:: SET TASKS ::
**A)** According to the IRW passage, where does the firm represent individuals and businesses?
**B)** Carry on the IRW passage from its final sentence.

LEGAL MATTERS CAN BE COMPLICATED, EVEN OVERWHELMING, BUT IN THE HANDS OF HIGH-CALIBER, TALENTED AND EXPERIENCED PROFESSIONALS, THE COMPLEX CAN BE MADE SIMPLE, THE OVERWHELMING CAN BE TACKLED.
IRW represents individuals and businesses in Puerto Rico and the U.S. mainland, working closely with them to protect their rights and interests through estate planning, asset protection, tax planning and corporate law strategies.
We help our clients plan for the future and reach their goals while working to preserve wealth, protect assets and mitigate taxes.
Estate planning is more than just having a will. A good plan is multigenerational and covers the disposition and administration of assets during a person's life and in the event of incapacity or death.
At IRW, we take an individualized approach to develop estate plans that work for our clients and that ensure their wishes will be respected. We help individuals and families achieve their lifetime and post-mortem planning goals, guiding them through the entire probate process and assisting with estate and trust administration. We represent beneficiaries, family members, business owners, executors, trustees and fiduciaries.

:: Region annotation records ::

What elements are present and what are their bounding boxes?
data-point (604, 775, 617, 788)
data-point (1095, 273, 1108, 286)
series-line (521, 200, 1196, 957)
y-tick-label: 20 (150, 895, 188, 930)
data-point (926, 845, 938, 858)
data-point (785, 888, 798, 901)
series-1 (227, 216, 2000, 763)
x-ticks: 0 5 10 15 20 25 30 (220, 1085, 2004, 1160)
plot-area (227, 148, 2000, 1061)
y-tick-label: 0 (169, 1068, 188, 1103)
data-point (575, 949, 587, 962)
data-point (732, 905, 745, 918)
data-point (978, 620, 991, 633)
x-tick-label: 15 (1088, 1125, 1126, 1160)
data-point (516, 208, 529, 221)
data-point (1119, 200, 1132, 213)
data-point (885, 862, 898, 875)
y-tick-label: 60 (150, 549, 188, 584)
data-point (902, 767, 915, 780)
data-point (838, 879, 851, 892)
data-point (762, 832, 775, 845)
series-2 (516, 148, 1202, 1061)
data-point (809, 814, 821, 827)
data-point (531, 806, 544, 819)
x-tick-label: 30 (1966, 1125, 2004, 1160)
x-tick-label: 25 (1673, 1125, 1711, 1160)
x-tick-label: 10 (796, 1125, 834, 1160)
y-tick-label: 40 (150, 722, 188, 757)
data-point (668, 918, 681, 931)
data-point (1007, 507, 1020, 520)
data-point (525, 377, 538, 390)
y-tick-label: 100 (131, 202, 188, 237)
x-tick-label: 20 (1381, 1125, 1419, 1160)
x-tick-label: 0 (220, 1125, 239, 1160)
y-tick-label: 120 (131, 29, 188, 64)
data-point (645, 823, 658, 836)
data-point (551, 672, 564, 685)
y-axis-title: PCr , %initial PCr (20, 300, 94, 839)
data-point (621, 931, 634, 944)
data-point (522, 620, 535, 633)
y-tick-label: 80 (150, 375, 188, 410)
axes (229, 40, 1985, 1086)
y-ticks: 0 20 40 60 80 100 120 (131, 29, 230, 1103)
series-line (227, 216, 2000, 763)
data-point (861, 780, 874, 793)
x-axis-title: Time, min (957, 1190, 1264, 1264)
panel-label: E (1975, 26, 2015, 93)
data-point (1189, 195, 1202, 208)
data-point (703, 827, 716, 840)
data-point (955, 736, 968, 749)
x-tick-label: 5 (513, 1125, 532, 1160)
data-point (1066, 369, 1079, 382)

:: PER-TASK ANSWERS ::
**A)** In Puerto Rico and the U.S. mainland.

**B)**
End-of-life planning can involve difficult and emotional decisions. IRW is committed to securing what's most important to you and your loved ones, giving you the peace of mind you need and deserve. That's our promise.
On June 1, 2020, the new Civil Code of Puerto Rico, Act 55-2020, was signed into law, to be effective on Nov 28, 2020.
The New Code was long overdue. Efforts to overhaul the outdated 1930 Civil Code started more than 20 years ago. The 1930 Civil Code was based on the Spanish Civil Code of 1889, which in turn was based on the Napoleonic Code of 1804. The Napoleonic Code, which abolished the centuries-old feudal system, was the first modern civil code to be adopted with a pan-European scope, influencing laws throughout the world.
The New Code is now the main source of private law in Puerto Rico. It regulates numerous aspects of a person's life, including legal relations, marriage, contracts, obligations, torts, real and personal property, estate rights and successions.
Some of the most notable changes introduced by the New Code deal with the statute of limitations of personal claims, revision of contracts and regulation of adhesion contracts. Following are some of the most relevant changes that affect inheritance issues:
- Elimination of the surviving spouse usufruct quota and the recognition of the surviving spouse as a forced heir, with the right to receive, in equal parts with the descendants, from the legitimate portion of the estate
- Climb in position of the surviving spouse in the succession order in the event of absence of descendants (position currently occupied by the deceased's ascendants)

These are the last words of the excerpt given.